=== EXERCISE BRIEF ===
Reproduce the following lines word for word, leaving out the pictures.

(Element position data)
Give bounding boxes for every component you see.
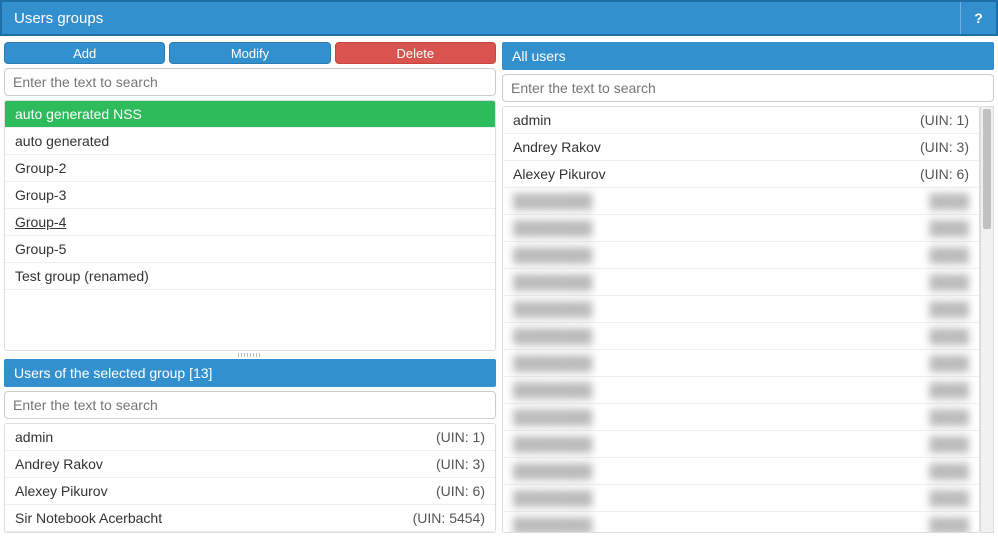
user-row[interactable]: ████████████ bbox=[503, 485, 979, 512]
user-row[interactable]: ████████████ bbox=[503, 350, 979, 377]
user-name: ████████ bbox=[513, 301, 592, 317]
user-row[interactable]: ████████████ bbox=[503, 215, 979, 242]
group-name: Group-5 bbox=[15, 241, 66, 257]
user-row[interactable]: ████████████ bbox=[503, 188, 979, 215]
user-name: admin bbox=[15, 429, 53, 445]
all-users-header: All users bbox=[502, 42, 994, 70]
user-row[interactable]: ████████████ bbox=[503, 323, 979, 350]
user-row[interactable]: ████████████ bbox=[503, 296, 979, 323]
user-row[interactable]: Andrey Rakov (UIN: 3) bbox=[5, 451, 495, 478]
user-uin: (UIN: 6) bbox=[920, 166, 969, 182]
user-name: Andrey Rakov bbox=[15, 456, 103, 472]
groups-list: auto generated NSS auto generated Group-2 G… bbox=[4, 100, 496, 351]
user-row[interactable]: ████████████ bbox=[503, 431, 979, 458]
user-name: Alexey Pikurov bbox=[513, 166, 606, 182]
selected-users-search-input[interactable] bbox=[4, 391, 496, 419]
user-name: Alexey Pikurov bbox=[15, 483, 108, 499]
user-uin: (UIN: 1) bbox=[920, 112, 969, 128]
user-row[interactable]: ████████████ bbox=[503, 404, 979, 431]
user-row[interactable]: Alexey Pikurov (UIN: 6) bbox=[5, 478, 495, 505]
user-name: ████████ bbox=[513, 328, 592, 344]
user-name: ████████ bbox=[513, 436, 592, 452]
user-name: ████████ bbox=[513, 355, 592, 371]
group-name: Group-4 bbox=[15, 214, 66, 230]
user-uin: ████ bbox=[929, 220, 969, 236]
group-name: Test group (renamed) bbox=[15, 268, 149, 284]
user-name: ████████ bbox=[513, 274, 592, 290]
user-row[interactable]: ████████████ bbox=[503, 269, 979, 296]
right-column: All users admin (UIN: 1) Andrey Rakov (UIN:… bbox=[502, 42, 994, 533]
help-button[interactable]: ? bbox=[960, 2, 996, 34]
user-name: Sir Notebook Acerbacht bbox=[15, 510, 162, 526]
group-row[interactable]: Group-4 bbox=[5, 209, 495, 236]
selected-users-header: Users of the selected group [13] bbox=[4, 359, 496, 387]
user-row[interactable]: admin (UIN: 1) bbox=[503, 107, 979, 134]
user-uin: ████ bbox=[929, 301, 969, 317]
user-row[interactable]: admin (UIN: 1) bbox=[5, 424, 495, 451]
group-row[interactable]: Test group (renamed) bbox=[5, 263, 495, 290]
user-row[interactable]: ████████████ bbox=[503, 242, 979, 269]
user-uin: ████ bbox=[929, 274, 969, 290]
user-uin: (UIN: 6) bbox=[436, 483, 485, 499]
user-uin: (UIN: 3) bbox=[436, 456, 485, 472]
user-row[interactable]: ████████████ bbox=[503, 377, 979, 404]
group-row[interactable]: Group-2 bbox=[5, 155, 495, 182]
user-name: ████████ bbox=[513, 247, 592, 263]
user-uin: ████ bbox=[929, 382, 969, 398]
user-uin: ████ bbox=[929, 193, 969, 209]
user-name: ████████ bbox=[513, 517, 592, 533]
user-uin: ████ bbox=[929, 436, 969, 452]
delete-button[interactable]: Delete bbox=[335, 42, 496, 64]
user-uin: ████ bbox=[929, 463, 969, 479]
user-row[interactable]: ████████████ bbox=[503, 512, 979, 533]
group-button-row: Add Modify Delete bbox=[4, 42, 496, 64]
page-title: Users groups bbox=[14, 10, 960, 27]
title-bar: Users groups ? bbox=[0, 0, 998, 36]
modify-button[interactable]: Modify bbox=[169, 42, 330, 64]
user-uin: ████ bbox=[929, 247, 969, 263]
user-row[interactable]: Andrey Rakov (UIN: 3) bbox=[503, 134, 979, 161]
group-row[interactable]: Group-3 bbox=[5, 182, 495, 209]
user-name: Andrey Rakov bbox=[513, 139, 601, 155]
left-column: Add Modify Delete auto generated NSSauto… bbox=[4, 42, 496, 533]
user-uin: ████ bbox=[929, 355, 969, 371]
group-row[interactable]: auto generated NSS bbox=[5, 101, 495, 128]
user-name: ████████ bbox=[513, 463, 592, 479]
group-name: Group-3 bbox=[15, 187, 66, 203]
user-uin: (UIN: 5454) bbox=[413, 510, 485, 526]
group-row[interactable]: Group-5 bbox=[5, 236, 495, 263]
user-row[interactable]: Sir Notebook Acerbacht (UIN: 5454) bbox=[5, 505, 495, 532]
user-name: ████████ bbox=[513, 382, 592, 398]
user-name: ████████ bbox=[513, 409, 592, 425]
group-name: auto generated NSS bbox=[15, 106, 142, 122]
user-uin: ████ bbox=[929, 409, 969, 425]
group-name: Group-2 bbox=[15, 160, 66, 176]
user-uin: (UIN: 1) bbox=[436, 429, 485, 445]
user-uin: ████ bbox=[929, 490, 969, 506]
user-uin: ████ bbox=[929, 517, 969, 533]
all-users-scrollbar-thumb[interactable] bbox=[983, 109, 991, 229]
group-name: auto generated bbox=[15, 133, 109, 149]
vertical-resize-handle[interactable] bbox=[4, 351, 496, 359]
content: Add Modify Delete auto generated NSSauto… bbox=[0, 42, 998, 537]
group-row[interactable]: auto generated bbox=[5, 128, 495, 155]
all-users-list: admin (UIN: 1) Andrey Rakov (UIN: 3) Alexey … bbox=[502, 106, 980, 533]
add-button[interactable]: Add bbox=[4, 42, 165, 64]
user-uin: ████ bbox=[929, 328, 969, 344]
groups-search-input[interactable] bbox=[4, 68, 496, 96]
all-users-search-input[interactable] bbox=[502, 74, 994, 102]
selected-users-list: admin (UIN: 1) Andrey Rakov (UIN: 3) Alexey … bbox=[4, 423, 496, 533]
user-row[interactable]: ████████████ bbox=[503, 458, 979, 485]
app-root: Users groups ? Add Modify Delete auto ge… bbox=[0, 0, 998, 537]
user-name: ████████ bbox=[513, 490, 592, 506]
user-row[interactable]: Alexey Pikurov (UIN: 6) bbox=[503, 161, 979, 188]
all-users-scrollbar[interactable] bbox=[980, 106, 994, 533]
user-name: admin bbox=[513, 112, 551, 128]
user-name: ████████ bbox=[513, 193, 592, 209]
user-name: ████████ bbox=[513, 220, 592, 236]
user-uin: (UIN: 3) bbox=[920, 139, 969, 155]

=== SOLVED EXERCISE ===
Give bounding boxes for every component you see.
user-row[interactable]: ████████████ bbox=[503, 485, 979, 512]
user-row[interactable]: ████████████ bbox=[503, 350, 979, 377]
user-name: ████████ bbox=[513, 301, 592, 317]
user-row[interactable]: ████████████ bbox=[503, 215, 979, 242]
group-name: Group-5 bbox=[15, 241, 66, 257]
user-row[interactable]: ████████████ bbox=[503, 188, 979, 215]
user-name: admin bbox=[15, 429, 53, 445]
all-users-header: All users bbox=[502, 42, 994, 70]
user-row[interactable]: ████████████ bbox=[503, 323, 979, 350]
user-row[interactable]: ████████████ bbox=[503, 296, 979, 323]
user-row[interactable]: Andrey Rakov (UIN: 3) bbox=[5, 451, 495, 478]
user-uin: (UIN: 6) bbox=[920, 166, 969, 182]
user-name: Andrey Rakov bbox=[15, 456, 103, 472]
groups-list: auto generated NSS auto generated Group-2 G… bbox=[4, 100, 496, 351]
user-row[interactable]: ████████████ bbox=[503, 431, 979, 458]
user-name: Alexey Pikurov bbox=[513, 166, 606, 182]
selected-users-search-input[interactable] bbox=[4, 391, 496, 419]
user-name: Alexey Pikurov bbox=[15, 483, 108, 499]
user-uin: (UIN: 1) bbox=[920, 112, 969, 128]
user-row[interactable]: ████████████ bbox=[503, 404, 979, 431]
user-row[interactable]: Alexey Pikurov (UIN: 6) bbox=[5, 478, 495, 505]
user-name: ████████ bbox=[513, 328, 592, 344]
user-name: ████████ bbox=[513, 436, 592, 452]
user-name: ████████ bbox=[513, 355, 592, 371]
group-name: Group-4 bbox=[15, 214, 66, 230]
user-uin: ████ bbox=[929, 220, 969, 236]
group-name: Test group (renamed) bbox=[15, 268, 149, 284]
user-name: ████████ bbox=[513, 274, 592, 290]
user-row[interactable]: ████████████ bbox=[503, 269, 979, 296]
right-column: All users admin (UIN: 1) Andrey Rakov (UIN:… bbox=[502, 42, 994, 533]
help-button[interactable]: ? bbox=[960, 2, 996, 34]
user-name: Sir Notebook Acerbacht bbox=[15, 510, 162, 526]
group-row[interactable]: Group-4 bbox=[5, 209, 495, 236]
selected-users-header: Users of the selected group [13] bbox=[4, 359, 496, 387]
user-row[interactable]: admin (UIN: 1) bbox=[503, 107, 979, 134]
user-uin: ████ bbox=[929, 301, 969, 317]
user-row[interactable]: admin (UIN: 1) bbox=[5, 424, 495, 451]
group-row[interactable]: Test group (renamed) bbox=[5, 263, 495, 290]
user-row[interactable]: ████████████ bbox=[503, 242, 979, 269]
user-uin: ████ bbox=[929, 274, 969, 290]
user-uin: (UIN: 6) bbox=[436, 483, 485, 499]
user-uin: (UIN: 3) bbox=[436, 456, 485, 472]
user-row[interactable]: ████████████ bbox=[503, 377, 979, 404]
group-row[interactable]: Group-2 bbox=[5, 155, 495, 182]
user-name: ████████ bbox=[513, 247, 592, 263]
user-uin: ████ bbox=[929, 382, 969, 398]
user-uin: ████ bbox=[929, 193, 969, 209]
user-name: ████████ bbox=[513, 517, 592, 533]
user-uin: ████ bbox=[929, 436, 969, 452]
delete-button[interactable]: Delete bbox=[335, 42, 496, 64]
user-uin: ████ bbox=[929, 463, 969, 479]
user-row[interactable]: ████████████ bbox=[503, 512, 979, 533]
group-button-row: Add Modify Delete bbox=[4, 42, 496, 64]
page-title: Users groups bbox=[14, 10, 960, 27]
title-bar: Users groups ? bbox=[0, 0, 998, 36]
modify-button[interactable]: Modify bbox=[169, 42, 330, 64]
user-uin: ████ bbox=[929, 247, 969, 263]
user-row[interactable]: Andrey Rakov (UIN: 3) bbox=[503, 134, 979, 161]
group-row[interactable]: Group-3 bbox=[5, 182, 495, 209]
user-name: Andrey Rakov bbox=[513, 139, 601, 155]
left-column: Add Modify Delete auto generated NSSauto… bbox=[4, 42, 496, 533]
user-uin: ████ bbox=[929, 355, 969, 371]
group-row[interactable]: auto generated NSS bbox=[5, 101, 495, 128]
user-name: ████████ bbox=[513, 463, 592, 479]
group-name: Group-3 bbox=[15, 187, 66, 203]
user-uin: (UIN: 5454) bbox=[413, 510, 485, 526]
group-row[interactable]: Group-5 bbox=[5, 236, 495, 263]
user-row[interactable]: Sir Notebook Acerbacht (UIN: 5454) bbox=[5, 505, 495, 532]
user-name: ████████ bbox=[513, 382, 592, 398]
user-name: ████████ bbox=[513, 409, 592, 425]
group-name: auto generated NSS bbox=[15, 106, 142, 122]
user-uin: ████ bbox=[929, 409, 969, 425]
group-name: Group-2 bbox=[15, 160, 66, 176]
user-uin: (UIN: 1) bbox=[436, 429, 485, 445]
user-uin: ████ bbox=[929, 490, 969, 506]
user-uin: ████ bbox=[929, 517, 969, 533]
all-users-scrollbar-thumb[interactable] bbox=[983, 109, 991, 229]
group-name: auto generated bbox=[15, 133, 109, 149]
vertical-resize-handle[interactable] bbox=[4, 351, 496, 359]
content: Add Modify Delete auto generated NSSauto… bbox=[0, 42, 998, 537]
group-row[interactable]: auto generated bbox=[5, 128, 495, 155]
all-users-list: admin (UIN: 1) Andrey Rakov (UIN: 3) Alexey … bbox=[502, 106, 980, 533]
add-button[interactable]: Add bbox=[4, 42, 165, 64]
user-uin: ████ bbox=[929, 328, 969, 344]
groups-search-input[interactable] bbox=[4, 68, 496, 96]
all-users-search-input[interactable] bbox=[502, 74, 994, 102]
selected-users-list: admin (UIN: 1) Andrey Rakov (UIN: 3) Alexey … bbox=[4, 423, 496, 533]
user-row[interactable]: ████████████ bbox=[503, 458, 979, 485]
app-root: Users groups ? Add Modify Delete auto ge… bbox=[0, 0, 998, 537]
user-name: ████████ bbox=[513, 490, 592, 506]
user-row[interactable]: Alexey Pikurov (UIN: 6) bbox=[503, 161, 979, 188]
all-users-scrollbar[interactable] bbox=[980, 106, 994, 533]
user-name: admin bbox=[513, 112, 551, 128]
user-name: ████████ bbox=[513, 193, 592, 209]
user-name: ████████ bbox=[513, 220, 592, 236]
user-uin: (UIN: 3) bbox=[920, 139, 969, 155]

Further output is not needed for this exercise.